**Stated goal:** Lines before the one containing "Extract the structured" are left out; copy that line and every later line through the end of the data exactly.

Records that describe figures
.....

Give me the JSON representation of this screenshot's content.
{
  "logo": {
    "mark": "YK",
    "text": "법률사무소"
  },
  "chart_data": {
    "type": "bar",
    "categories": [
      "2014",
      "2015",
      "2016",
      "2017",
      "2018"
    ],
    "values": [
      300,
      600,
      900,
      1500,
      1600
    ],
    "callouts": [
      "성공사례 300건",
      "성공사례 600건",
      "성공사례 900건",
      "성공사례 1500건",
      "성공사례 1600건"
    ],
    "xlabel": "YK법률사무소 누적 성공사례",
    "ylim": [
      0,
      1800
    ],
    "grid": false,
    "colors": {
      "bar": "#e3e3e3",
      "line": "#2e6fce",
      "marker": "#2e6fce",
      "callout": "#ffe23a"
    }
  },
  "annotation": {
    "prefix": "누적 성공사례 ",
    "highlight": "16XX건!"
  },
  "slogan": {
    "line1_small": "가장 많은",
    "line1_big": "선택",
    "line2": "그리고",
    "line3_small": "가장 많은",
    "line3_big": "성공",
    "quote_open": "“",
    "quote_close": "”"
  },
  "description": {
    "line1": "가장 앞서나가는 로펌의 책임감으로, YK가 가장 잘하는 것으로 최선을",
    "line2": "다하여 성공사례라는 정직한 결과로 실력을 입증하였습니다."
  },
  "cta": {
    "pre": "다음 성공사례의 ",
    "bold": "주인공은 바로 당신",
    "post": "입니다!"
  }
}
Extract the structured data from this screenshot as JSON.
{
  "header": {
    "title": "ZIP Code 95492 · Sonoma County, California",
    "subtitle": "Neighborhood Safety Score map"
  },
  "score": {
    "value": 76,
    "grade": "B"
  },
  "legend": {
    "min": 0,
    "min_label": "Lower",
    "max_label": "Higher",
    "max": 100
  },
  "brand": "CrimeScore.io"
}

.....

**Result for this task:**
Extract the structured data from this screenshot as JSON.
{
  "header": {
    "title": "ZIP Code 95492 · Sonoma County, California",
    "subtitle": "Neighborhood Safety Score map"
  },
  "score": {
    "value": 76,
    "grade": "B"
  },
  "legend": {
    "min": 0,
    "min_label": "Lower",
    "max_label": "Higher",
    "max": 100
  },
  "brand": "CrimeScore.io"
}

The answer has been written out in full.